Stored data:
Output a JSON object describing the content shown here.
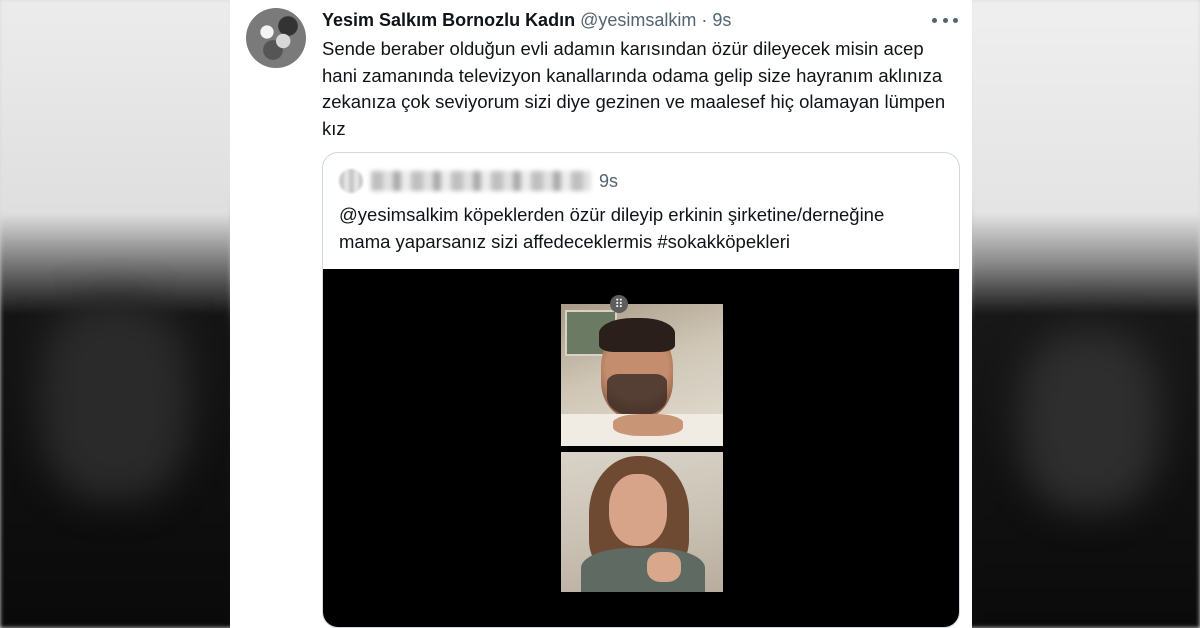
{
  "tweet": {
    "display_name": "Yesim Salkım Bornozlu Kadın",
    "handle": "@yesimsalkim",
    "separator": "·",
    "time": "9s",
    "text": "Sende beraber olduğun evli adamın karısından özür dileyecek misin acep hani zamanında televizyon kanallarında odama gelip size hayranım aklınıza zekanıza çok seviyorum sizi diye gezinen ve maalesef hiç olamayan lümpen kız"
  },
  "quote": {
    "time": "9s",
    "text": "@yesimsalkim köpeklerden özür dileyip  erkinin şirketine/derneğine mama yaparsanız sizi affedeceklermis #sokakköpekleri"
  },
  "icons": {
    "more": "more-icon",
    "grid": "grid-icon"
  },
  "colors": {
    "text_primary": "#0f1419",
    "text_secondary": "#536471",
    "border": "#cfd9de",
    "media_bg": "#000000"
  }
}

**Work required:**
Locate the string "özür" in the listing above and copy every line where it occurs.

**Answer below:**
    "text": "Sende beraber olduğun evli adamın karısından özür dileyecek misin acep hani zamanında televizyon kanallarında odama gelip size hayranım aklınıza zekanıza çok seviyorum sizi diye gezinen ve maalesef hiç olamayan lümpen kız"
    "text": "@yesimsalkim köpeklerden özür dileyip  erkinin şirketine/derneğine mama yaparsanız sizi affedeceklermis #sokakköpekleri"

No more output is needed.